— start Material provided —
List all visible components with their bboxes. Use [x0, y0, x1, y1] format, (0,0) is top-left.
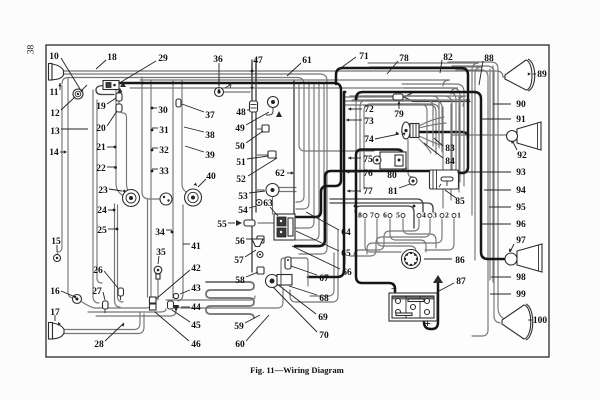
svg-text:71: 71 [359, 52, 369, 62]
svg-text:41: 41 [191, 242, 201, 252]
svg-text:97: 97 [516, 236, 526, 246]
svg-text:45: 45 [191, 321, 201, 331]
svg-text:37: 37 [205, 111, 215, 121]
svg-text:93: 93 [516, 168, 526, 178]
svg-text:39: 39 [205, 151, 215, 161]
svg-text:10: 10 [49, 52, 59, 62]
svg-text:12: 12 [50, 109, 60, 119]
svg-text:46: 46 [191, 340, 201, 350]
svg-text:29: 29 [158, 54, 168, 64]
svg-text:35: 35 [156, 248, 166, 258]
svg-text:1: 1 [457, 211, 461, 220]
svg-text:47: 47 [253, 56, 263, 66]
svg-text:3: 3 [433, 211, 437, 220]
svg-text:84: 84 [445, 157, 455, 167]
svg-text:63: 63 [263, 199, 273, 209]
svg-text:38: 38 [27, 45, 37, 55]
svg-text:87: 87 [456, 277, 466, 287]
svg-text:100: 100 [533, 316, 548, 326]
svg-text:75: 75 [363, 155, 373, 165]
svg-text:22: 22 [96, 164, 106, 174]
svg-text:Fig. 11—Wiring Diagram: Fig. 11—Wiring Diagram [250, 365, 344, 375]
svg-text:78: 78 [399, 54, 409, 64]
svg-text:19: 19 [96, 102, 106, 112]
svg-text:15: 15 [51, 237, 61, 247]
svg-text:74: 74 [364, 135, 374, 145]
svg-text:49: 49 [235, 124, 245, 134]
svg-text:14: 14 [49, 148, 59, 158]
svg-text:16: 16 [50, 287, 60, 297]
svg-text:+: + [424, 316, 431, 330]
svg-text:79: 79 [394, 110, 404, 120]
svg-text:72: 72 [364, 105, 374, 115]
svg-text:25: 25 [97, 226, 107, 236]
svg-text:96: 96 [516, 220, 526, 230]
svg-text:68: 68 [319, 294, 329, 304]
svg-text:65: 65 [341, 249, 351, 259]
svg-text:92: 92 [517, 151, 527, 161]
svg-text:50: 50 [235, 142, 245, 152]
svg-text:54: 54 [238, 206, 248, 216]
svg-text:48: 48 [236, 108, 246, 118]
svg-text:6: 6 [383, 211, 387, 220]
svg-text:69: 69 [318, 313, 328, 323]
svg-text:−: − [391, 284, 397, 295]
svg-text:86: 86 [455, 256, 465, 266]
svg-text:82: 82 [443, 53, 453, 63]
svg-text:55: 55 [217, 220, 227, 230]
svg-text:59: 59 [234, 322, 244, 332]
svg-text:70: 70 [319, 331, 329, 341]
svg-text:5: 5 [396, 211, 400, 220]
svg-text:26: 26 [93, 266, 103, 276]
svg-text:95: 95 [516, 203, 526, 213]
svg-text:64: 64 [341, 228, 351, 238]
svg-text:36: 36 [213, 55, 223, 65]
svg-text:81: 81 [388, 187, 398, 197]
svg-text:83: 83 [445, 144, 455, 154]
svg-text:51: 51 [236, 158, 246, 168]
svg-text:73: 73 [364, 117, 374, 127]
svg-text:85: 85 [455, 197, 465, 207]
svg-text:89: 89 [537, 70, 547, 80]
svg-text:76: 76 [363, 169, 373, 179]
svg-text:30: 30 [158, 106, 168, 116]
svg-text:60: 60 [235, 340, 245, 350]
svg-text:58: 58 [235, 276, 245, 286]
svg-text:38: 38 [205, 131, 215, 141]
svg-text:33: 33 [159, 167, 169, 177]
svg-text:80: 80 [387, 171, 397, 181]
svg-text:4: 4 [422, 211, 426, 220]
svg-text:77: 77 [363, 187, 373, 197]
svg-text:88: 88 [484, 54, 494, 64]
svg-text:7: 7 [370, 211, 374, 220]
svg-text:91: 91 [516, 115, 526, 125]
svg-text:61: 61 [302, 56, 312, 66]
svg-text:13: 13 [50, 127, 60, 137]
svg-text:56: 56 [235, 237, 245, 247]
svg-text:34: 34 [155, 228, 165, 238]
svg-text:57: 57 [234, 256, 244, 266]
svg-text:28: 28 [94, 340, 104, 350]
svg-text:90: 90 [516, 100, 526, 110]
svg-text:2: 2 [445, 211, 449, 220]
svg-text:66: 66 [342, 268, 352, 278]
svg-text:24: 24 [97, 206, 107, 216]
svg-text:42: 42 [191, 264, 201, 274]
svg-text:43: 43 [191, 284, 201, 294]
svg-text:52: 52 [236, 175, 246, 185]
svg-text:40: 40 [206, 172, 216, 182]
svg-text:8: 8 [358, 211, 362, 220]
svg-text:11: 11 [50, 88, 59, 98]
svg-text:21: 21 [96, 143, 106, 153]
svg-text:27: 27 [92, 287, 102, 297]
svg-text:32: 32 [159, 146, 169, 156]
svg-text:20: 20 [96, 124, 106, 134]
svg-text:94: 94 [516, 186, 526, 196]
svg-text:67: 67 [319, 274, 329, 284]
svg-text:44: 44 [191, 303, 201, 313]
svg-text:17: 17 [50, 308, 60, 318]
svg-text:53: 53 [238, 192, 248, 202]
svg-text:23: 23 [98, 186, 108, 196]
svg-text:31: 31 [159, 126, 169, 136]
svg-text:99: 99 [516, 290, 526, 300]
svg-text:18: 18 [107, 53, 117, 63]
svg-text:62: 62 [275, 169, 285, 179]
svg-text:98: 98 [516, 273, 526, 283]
— end Material provided —
**What you will do**.
Repeat the lines of the data above word for word, from the first record through the last, leaving the pictures out of your answer.

**Exercise solution**.
List all visible components with their bboxes. Use [x0, y0, x1, y1] format, (0,0) is top-left.
svg-text:71: 71 [359, 52, 369, 62]
svg-text:41: 41 [191, 242, 201, 252]
svg-text:97: 97 [516, 236, 526, 246]
svg-text:45: 45 [191, 321, 201, 331]
svg-text:37: 37 [205, 111, 215, 121]
svg-text:93: 93 [516, 168, 526, 178]
svg-text:39: 39 [205, 151, 215, 161]
svg-text:10: 10 [49, 52, 59, 62]
svg-text:12: 12 [50, 109, 60, 119]
svg-text:46: 46 [191, 340, 201, 350]
svg-text:29: 29 [158, 54, 168, 64]
svg-text:35: 35 [156, 248, 166, 258]
svg-text:1: 1 [457, 211, 461, 220]
svg-text:47: 47 [253, 56, 263, 66]
svg-text:3: 3 [433, 211, 437, 220]
svg-text:84: 84 [445, 157, 455, 167]
svg-text:63: 63 [263, 199, 273, 209]
svg-text:38: 38 [27, 45, 37, 55]
svg-text:87: 87 [456, 277, 466, 287]
svg-text:100: 100 [533, 316, 548, 326]
svg-text:75: 75 [363, 155, 373, 165]
svg-text:22: 22 [96, 164, 106, 174]
svg-text:Fig. 11—Wiring Diagram: Fig. 11—Wiring Diagram [250, 365, 344, 375]
svg-text:78: 78 [399, 54, 409, 64]
svg-text:19: 19 [96, 102, 106, 112]
svg-text:15: 15 [51, 237, 61, 247]
svg-text:74: 74 [364, 135, 374, 145]
svg-text:49: 49 [235, 124, 245, 134]
svg-text:14: 14 [49, 148, 59, 158]
svg-text:16: 16 [50, 287, 60, 297]
svg-text:+: + [424, 316, 431, 330]
svg-text:79: 79 [394, 110, 404, 120]
svg-text:72: 72 [364, 105, 374, 115]
svg-text:25: 25 [97, 226, 107, 236]
svg-text:96: 96 [516, 220, 526, 230]
svg-text:68: 68 [319, 294, 329, 304]
svg-text:65: 65 [341, 249, 351, 259]
svg-text:92: 92 [517, 151, 527, 161]
svg-text:50: 50 [235, 142, 245, 152]
svg-text:54: 54 [238, 206, 248, 216]
svg-text:48: 48 [236, 108, 246, 118]
svg-text:6: 6 [383, 211, 387, 220]
svg-text:69: 69 [318, 313, 328, 323]
svg-text:−: − [391, 284, 397, 295]
svg-text:86: 86 [455, 256, 465, 266]
svg-text:82: 82 [443, 53, 453, 63]
svg-text:55: 55 [217, 220, 227, 230]
svg-text:59: 59 [234, 322, 244, 332]
svg-text:70: 70 [319, 331, 329, 341]
svg-text:5: 5 [396, 211, 400, 220]
svg-text:26: 26 [93, 266, 103, 276]
svg-text:95: 95 [516, 203, 526, 213]
svg-text:64: 64 [341, 228, 351, 238]
svg-text:36: 36 [213, 55, 223, 65]
svg-text:81: 81 [388, 187, 398, 197]
svg-text:83: 83 [445, 144, 455, 154]
svg-text:51: 51 [236, 158, 246, 168]
svg-text:73: 73 [364, 117, 374, 127]
svg-text:85: 85 [455, 197, 465, 207]
svg-text:89: 89 [537, 70, 547, 80]
svg-text:76: 76 [363, 169, 373, 179]
svg-text:30: 30 [158, 106, 168, 116]
svg-text:60: 60 [235, 340, 245, 350]
svg-text:58: 58 [235, 276, 245, 286]
svg-text:38: 38 [205, 131, 215, 141]
svg-text:33: 33 [159, 167, 169, 177]
svg-text:80: 80 [387, 171, 397, 181]
svg-text:4: 4 [422, 211, 426, 220]
svg-text:77: 77 [363, 187, 373, 197]
svg-text:88: 88 [484, 54, 494, 64]
svg-text:7: 7 [370, 211, 374, 220]
svg-text:91: 91 [516, 115, 526, 125]
svg-text:61: 61 [302, 56, 312, 66]
svg-text:13: 13 [50, 127, 60, 137]
svg-text:56: 56 [235, 237, 245, 247]
svg-text:34: 34 [155, 228, 165, 238]
svg-text:57: 57 [234, 256, 244, 266]
svg-text:28: 28 [94, 340, 104, 350]
svg-text:90: 90 [516, 100, 526, 110]
svg-text:2: 2 [445, 211, 449, 220]
svg-text:66: 66 [342, 268, 352, 278]
svg-text:24: 24 [97, 206, 107, 216]
svg-text:42: 42 [191, 264, 201, 274]
svg-text:43: 43 [191, 284, 201, 294]
svg-text:52: 52 [236, 175, 246, 185]
svg-text:40: 40 [206, 172, 216, 182]
svg-text:8: 8 [358, 211, 362, 220]
svg-text:11: 11 [50, 88, 59, 98]
svg-text:21: 21 [96, 143, 106, 153]
svg-text:27: 27 [92, 287, 102, 297]
svg-text:32: 32 [159, 146, 169, 156]
svg-text:20: 20 [96, 124, 106, 134]
svg-text:94: 94 [516, 186, 526, 196]
svg-text:67: 67 [319, 274, 329, 284]
svg-text:44: 44 [191, 303, 201, 313]
svg-text:17: 17 [50, 308, 60, 318]
svg-text:53: 53 [238, 192, 248, 202]
svg-text:23: 23 [98, 186, 108, 196]
svg-text:31: 31 [159, 126, 169, 136]
svg-text:99: 99 [516, 290, 526, 300]
svg-text:18: 18 [107, 53, 117, 63]
svg-text:62: 62 [275, 169, 285, 179]
svg-text:98: 98 [516, 273, 526, 283]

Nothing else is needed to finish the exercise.